    (…)
    I'm not convinced that it's possible to give libdbus well-designed
    multi-threading without a redesign and API break, at which point you
    might as well use GDBus instead.

    Est-ce que ça a changé entre temps ? Je suppose que le fait de ne pas être thread-safe n'est pas un soucis si libdbus est utilisé dans un seul thread.

    Quand j'avais regardé, l'implémentation de libdbus est un mélange entre code bloquant et code asynchrone assez surprenant.

    De mémoire, GDBus est une autre implémentation écrite proprement sous forme de code asynchrone avec l'event loop de la glib. Ca devrait moins poser de soucis de multithreading.

    • [^] # Re: libdbus et multithreading

      Posté par  (site web personnel, Mastodon) . Évalué à 3.

Entrées de données enregistrées:
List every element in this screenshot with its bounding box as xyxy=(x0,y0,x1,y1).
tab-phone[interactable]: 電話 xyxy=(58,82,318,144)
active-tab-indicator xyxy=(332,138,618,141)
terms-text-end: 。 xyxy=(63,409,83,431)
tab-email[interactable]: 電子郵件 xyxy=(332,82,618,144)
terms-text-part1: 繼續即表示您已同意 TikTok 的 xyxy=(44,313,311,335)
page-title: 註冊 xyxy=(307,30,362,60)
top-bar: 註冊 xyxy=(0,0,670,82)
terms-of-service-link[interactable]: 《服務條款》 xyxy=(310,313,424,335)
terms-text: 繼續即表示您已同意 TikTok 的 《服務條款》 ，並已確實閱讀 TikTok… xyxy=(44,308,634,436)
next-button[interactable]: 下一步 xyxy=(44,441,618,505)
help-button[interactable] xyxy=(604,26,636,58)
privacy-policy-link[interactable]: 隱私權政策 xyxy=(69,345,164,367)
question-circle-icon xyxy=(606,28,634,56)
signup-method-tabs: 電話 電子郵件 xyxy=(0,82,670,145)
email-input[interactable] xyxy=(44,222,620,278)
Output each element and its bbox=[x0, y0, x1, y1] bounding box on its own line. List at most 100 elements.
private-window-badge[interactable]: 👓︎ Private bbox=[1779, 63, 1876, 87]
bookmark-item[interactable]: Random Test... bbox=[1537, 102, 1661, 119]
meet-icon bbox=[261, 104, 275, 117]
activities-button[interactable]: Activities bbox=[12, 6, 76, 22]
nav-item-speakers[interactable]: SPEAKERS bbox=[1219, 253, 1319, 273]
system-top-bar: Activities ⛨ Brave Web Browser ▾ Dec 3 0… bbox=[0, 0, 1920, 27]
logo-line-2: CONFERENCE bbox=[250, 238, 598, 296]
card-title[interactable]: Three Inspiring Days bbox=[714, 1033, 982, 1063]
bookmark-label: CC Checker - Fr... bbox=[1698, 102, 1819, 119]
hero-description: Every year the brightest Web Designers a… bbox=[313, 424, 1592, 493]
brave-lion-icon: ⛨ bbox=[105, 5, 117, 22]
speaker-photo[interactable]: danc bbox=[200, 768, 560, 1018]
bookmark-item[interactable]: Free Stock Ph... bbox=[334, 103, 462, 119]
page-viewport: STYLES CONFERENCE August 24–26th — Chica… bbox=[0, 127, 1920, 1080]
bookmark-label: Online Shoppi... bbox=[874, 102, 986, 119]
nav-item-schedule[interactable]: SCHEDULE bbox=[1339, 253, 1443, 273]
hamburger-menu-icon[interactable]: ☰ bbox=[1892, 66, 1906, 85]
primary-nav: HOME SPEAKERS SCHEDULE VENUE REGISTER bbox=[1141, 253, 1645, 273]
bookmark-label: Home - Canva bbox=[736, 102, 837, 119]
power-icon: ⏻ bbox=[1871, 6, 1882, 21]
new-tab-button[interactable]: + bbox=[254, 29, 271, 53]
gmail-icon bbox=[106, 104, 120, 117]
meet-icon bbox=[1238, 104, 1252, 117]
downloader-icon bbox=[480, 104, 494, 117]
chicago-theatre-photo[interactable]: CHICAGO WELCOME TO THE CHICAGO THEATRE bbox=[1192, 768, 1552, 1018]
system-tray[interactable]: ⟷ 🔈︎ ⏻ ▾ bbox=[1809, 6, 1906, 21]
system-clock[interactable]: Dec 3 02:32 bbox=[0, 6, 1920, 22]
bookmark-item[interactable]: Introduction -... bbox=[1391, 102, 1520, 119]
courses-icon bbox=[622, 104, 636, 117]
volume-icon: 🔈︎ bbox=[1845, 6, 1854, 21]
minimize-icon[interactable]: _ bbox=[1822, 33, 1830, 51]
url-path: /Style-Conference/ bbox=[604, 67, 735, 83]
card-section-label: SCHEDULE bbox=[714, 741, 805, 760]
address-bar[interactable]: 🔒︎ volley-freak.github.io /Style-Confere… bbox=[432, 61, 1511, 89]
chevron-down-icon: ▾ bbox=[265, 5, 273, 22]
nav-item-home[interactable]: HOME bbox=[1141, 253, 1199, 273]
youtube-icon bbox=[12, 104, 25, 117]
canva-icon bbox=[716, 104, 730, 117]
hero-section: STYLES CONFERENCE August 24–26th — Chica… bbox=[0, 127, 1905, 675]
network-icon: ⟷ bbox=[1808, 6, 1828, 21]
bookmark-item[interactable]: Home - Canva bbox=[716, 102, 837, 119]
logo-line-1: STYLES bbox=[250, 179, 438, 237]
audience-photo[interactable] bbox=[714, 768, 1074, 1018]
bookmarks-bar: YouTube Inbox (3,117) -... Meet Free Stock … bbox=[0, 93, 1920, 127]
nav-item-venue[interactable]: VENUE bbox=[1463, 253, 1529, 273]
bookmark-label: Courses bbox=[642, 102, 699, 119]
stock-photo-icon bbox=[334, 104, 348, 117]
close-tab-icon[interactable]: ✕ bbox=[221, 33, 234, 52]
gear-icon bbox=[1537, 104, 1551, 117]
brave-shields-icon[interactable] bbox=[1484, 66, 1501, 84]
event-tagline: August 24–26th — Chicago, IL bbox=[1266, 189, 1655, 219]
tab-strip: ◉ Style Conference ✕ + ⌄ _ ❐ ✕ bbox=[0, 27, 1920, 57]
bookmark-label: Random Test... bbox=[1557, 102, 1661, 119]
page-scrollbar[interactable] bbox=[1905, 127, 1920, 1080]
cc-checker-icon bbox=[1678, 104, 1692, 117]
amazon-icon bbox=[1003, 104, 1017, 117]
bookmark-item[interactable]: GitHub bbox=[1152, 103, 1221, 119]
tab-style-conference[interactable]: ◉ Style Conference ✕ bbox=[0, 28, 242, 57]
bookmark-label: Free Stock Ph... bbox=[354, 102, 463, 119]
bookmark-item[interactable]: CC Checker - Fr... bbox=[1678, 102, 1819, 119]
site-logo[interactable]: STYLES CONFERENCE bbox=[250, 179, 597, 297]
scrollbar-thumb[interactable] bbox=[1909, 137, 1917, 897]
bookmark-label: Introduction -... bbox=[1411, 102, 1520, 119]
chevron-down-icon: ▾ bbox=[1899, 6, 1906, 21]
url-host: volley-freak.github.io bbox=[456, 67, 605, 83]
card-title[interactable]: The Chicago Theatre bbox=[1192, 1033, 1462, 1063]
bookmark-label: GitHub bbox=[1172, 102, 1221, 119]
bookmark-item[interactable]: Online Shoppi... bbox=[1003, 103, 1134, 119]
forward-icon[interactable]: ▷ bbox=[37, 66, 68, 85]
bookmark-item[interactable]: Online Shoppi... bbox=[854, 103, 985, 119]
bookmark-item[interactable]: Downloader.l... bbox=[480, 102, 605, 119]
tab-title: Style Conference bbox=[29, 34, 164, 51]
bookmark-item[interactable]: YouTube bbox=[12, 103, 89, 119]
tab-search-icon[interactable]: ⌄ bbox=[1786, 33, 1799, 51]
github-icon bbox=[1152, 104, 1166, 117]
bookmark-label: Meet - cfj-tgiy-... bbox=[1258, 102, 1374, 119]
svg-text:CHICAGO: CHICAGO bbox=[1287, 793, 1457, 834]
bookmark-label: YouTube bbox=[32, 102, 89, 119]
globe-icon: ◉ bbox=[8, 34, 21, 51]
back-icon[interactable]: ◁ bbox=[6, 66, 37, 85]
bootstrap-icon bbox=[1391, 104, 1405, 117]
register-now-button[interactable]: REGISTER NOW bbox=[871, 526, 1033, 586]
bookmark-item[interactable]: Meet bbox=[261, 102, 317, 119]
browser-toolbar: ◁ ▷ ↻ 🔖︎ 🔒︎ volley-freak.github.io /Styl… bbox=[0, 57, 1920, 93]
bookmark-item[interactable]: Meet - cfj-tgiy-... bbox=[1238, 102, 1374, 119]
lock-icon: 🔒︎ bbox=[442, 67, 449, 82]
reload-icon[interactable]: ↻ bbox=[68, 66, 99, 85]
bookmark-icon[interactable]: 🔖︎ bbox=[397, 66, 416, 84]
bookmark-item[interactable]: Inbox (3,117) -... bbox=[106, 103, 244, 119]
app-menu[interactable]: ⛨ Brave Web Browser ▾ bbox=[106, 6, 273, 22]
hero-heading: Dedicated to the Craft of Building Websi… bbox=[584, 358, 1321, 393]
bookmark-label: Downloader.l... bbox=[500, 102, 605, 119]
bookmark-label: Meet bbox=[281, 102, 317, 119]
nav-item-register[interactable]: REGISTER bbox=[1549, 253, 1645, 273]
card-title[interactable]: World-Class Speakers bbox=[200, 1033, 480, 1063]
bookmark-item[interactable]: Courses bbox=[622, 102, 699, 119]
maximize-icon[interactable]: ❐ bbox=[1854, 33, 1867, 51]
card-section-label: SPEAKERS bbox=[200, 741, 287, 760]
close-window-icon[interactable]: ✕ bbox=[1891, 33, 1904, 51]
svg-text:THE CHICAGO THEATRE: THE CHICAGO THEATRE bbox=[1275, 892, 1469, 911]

PROBLÈMES À RÉSOUDRE:
1. Recopiez mot pour mot le passage du texte sur libdbus allant de « Est-ce que ça » jusqu'à « soucis de multithreading. » inclus.
2. Répondez brièvement à ces questions sur le texte sur libdbus :
(a) Quelle bibliothèque, selon la citation en anglais, autant utiliser plutôt qu'une refonte de libdbus ?
(b) De quel mélange l'implémentation de libdbus est-elle faite ?
(c) Avec l'event loop de quelle bibliothèque GDBus est-il écrit ?

RÉPONSES PAR TÂCHE:
1.
Est-ce que ça a changé entre temps ? Je suppose que le fait de ne pas être thread-safe n'est pas un soucis si libdbus est utilisé dans un seul thread.

    Quand j'avais regardé, l'implémentation de libdbus est un mélange entre code bloquant et code asynchrone assez surprenant.

    De mémoire, GDBus est une autre implémentation écrite proprement sous forme de code asynchrone avec l'event loop de la glib. Ca devrait moins poser de soucis de multithreading.

2.
(a) GDBus.
(b) D'un mélange entre code bloquant et code asynchrone.
(c) La glib.